→ **What is needed**
Everything from the line containing "Read out every word on this page." through the final line of the records must be transcribed verbatim; nothing else belongs in the result.

Saved entries:
━━━━━━━━━━

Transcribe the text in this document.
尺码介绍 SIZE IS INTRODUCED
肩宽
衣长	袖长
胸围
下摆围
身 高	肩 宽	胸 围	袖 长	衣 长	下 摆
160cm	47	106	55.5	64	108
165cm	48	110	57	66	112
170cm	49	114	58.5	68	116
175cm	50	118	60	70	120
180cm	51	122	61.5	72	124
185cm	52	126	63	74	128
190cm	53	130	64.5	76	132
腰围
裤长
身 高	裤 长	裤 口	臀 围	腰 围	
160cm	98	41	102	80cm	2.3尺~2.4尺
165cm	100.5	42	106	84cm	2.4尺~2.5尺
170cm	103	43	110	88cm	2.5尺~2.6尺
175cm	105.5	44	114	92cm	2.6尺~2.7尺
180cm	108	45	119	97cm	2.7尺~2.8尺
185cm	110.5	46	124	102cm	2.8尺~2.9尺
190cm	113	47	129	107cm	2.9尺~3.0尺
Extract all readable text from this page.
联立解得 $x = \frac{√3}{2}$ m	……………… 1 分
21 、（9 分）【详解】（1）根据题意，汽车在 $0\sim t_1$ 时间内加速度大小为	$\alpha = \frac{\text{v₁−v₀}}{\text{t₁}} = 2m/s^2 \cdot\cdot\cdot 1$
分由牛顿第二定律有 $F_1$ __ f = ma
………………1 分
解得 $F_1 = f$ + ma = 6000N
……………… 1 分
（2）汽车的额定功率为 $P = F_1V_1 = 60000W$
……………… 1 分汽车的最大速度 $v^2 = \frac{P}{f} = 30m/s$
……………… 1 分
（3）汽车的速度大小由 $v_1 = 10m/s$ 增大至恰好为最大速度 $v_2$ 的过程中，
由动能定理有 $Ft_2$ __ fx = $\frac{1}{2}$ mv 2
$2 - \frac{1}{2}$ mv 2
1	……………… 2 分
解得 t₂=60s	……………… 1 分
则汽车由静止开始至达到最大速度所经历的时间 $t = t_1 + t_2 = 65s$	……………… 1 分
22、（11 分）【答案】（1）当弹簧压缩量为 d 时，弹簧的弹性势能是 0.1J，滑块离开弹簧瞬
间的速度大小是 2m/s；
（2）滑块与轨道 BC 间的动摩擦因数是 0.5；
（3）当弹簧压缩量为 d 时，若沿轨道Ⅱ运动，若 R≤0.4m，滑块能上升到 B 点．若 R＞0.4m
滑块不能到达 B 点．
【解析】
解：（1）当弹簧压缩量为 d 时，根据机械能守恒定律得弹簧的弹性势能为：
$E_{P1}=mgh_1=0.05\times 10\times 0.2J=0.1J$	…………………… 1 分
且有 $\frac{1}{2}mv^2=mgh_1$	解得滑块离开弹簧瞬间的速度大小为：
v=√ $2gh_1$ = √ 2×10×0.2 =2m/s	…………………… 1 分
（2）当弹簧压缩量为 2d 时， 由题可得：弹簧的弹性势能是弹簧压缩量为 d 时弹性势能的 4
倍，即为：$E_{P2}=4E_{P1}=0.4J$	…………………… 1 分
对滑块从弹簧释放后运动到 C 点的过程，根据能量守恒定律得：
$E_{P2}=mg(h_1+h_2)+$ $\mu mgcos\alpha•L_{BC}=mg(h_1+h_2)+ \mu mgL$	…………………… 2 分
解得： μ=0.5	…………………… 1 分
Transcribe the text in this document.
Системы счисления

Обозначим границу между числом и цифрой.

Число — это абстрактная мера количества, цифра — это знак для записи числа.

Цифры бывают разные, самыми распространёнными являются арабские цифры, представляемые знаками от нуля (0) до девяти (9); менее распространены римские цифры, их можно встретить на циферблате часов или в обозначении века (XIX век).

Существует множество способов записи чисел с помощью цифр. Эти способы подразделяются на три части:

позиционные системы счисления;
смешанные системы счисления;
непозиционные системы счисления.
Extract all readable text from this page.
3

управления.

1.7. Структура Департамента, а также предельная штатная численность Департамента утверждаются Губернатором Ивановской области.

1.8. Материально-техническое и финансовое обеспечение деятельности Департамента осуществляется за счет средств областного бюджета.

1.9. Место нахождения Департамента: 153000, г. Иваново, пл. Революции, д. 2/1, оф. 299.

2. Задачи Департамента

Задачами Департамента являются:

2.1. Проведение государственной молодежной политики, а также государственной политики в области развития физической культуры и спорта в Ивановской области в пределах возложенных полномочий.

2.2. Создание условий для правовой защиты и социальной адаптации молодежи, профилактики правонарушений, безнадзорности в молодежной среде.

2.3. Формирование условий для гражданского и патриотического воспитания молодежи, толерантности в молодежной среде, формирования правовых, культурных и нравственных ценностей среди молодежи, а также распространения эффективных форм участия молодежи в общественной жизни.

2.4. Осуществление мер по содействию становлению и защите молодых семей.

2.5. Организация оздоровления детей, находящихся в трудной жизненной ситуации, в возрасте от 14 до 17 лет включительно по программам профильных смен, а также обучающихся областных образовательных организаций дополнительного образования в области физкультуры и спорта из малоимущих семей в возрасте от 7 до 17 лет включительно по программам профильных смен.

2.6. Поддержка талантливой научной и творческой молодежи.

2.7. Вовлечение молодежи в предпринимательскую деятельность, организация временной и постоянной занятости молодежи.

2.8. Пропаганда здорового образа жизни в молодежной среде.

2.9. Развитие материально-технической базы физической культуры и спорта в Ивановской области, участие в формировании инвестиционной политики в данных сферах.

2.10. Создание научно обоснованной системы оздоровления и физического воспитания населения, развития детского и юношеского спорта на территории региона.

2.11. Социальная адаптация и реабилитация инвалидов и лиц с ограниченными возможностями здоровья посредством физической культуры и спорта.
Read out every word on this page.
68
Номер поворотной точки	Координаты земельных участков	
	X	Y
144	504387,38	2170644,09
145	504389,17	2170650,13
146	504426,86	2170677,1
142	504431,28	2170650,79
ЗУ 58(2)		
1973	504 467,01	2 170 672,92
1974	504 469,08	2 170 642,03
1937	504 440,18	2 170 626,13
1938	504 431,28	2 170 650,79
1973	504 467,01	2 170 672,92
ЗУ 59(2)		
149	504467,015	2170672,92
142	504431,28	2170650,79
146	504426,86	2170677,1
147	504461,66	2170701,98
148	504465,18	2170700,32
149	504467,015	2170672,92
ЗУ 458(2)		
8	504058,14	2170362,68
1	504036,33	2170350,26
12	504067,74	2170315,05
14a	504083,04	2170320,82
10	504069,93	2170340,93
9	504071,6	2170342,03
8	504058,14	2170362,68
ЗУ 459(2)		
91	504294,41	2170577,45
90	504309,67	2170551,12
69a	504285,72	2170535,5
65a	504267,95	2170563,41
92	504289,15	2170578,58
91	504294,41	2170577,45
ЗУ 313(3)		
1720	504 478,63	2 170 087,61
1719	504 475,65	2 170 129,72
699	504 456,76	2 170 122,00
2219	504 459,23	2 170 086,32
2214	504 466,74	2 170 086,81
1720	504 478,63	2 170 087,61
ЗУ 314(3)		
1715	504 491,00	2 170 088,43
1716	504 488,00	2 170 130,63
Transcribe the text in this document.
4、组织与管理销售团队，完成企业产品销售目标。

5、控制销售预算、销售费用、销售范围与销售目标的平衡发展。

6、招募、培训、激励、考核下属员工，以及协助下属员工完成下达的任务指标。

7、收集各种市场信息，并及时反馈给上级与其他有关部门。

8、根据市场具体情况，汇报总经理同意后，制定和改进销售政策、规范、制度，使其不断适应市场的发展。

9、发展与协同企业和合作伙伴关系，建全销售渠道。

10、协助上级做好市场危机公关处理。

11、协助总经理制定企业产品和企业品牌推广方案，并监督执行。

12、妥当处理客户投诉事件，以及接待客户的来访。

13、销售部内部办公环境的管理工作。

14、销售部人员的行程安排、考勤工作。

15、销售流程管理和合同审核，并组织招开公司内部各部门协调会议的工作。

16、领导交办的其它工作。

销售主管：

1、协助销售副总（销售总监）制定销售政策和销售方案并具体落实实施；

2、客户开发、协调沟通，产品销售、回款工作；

━━━━━━━━━━

→ **Solved problem**
Read out every word on this page.
68
Номер поворотной точки	Координаты земельных участков	
	X	Y
144	504387,38	2170644,09
145	504389,17	2170650,13
146	504426,86	2170677,1
142	504431,28	2170650,79
ЗУ 58(2)		
1973	504 467,01	2 170 672,92
1974	504 469,08	2 170 642,03
1937	504 440,18	2 170 626,13
1938	504 431,28	2 170 650,79
1973	504 467,01	2 170 672,92
ЗУ 59(2)		
149	504467,015	2170672,92
142	504431,28	2170650,79
146	504426,86	2170677,1
147	504461,66	2170701,98
148	504465,18	2170700,32
149	504467,015	2170672,92
ЗУ 458(2)		
8	504058,14	2170362,68
1	504036,33	2170350,26
12	504067,74	2170315,05
14a	504083,04	2170320,82
10	504069,93	2170340,93
9	504071,6	2170342,03
8	504058,14	2170362,68
ЗУ 459(2)		
91	504294,41	2170577,45
90	504309,67	2170551,12
69a	504285,72	2170535,5
65a	504267,95	2170563,41
92	504289,15	2170578,58
91	504294,41	2170577,45
ЗУ 313(3)		
1720	504 478,63	2 170 087,61
1719	504 475,65	2 170 129,72
699	504 456,76	2 170 122,00
2219	504 459,23	2 170 086,32
2214	504 466,74	2 170 086,81
1720	504 478,63	2 170 087,61
ЗУ 314(3)		
1715	504 491,00	2 170 088,43
1716	504 488,00	2 170 130,63
Transcribe the text in this document.
4、组织与管理销售团队，完成企业产品销售目标。

5、控制销售预算、销售费用、销售范围与销售目标的平衡发展。

6、招募、培训、激励、考核下属员工，以及协助下属员工完成下达的任务指标。

7、收集各种市场信息，并及时反馈给上级与其他有关部门。

8、根据市场具体情况，汇报总经理同意后，制定和改进销售政策、规范、制度，使其不断适应市场的发展。

9、发展与协同企业和合作伙伴关系，建全销售渠道。

10、协助上级做好市场危机公关处理。

11、协助总经理制定企业产品和企业品牌推广方案，并监督执行。

12、妥当处理客户投诉事件，以及接待客户的来访。

13、销售部内部办公环境的管理工作。

14、销售部人员的行程安排、考勤工作。

15、销售流程管理和合同审核，并组织招开公司内部各部门协调会议的工作。

16、领导交办的其它工作。

销售主管：

1、协助销售副总（销售总监）制定销售政策和销售方案并具体落实实施；

2、客户开发、协调沟通，产品销售、回款工作；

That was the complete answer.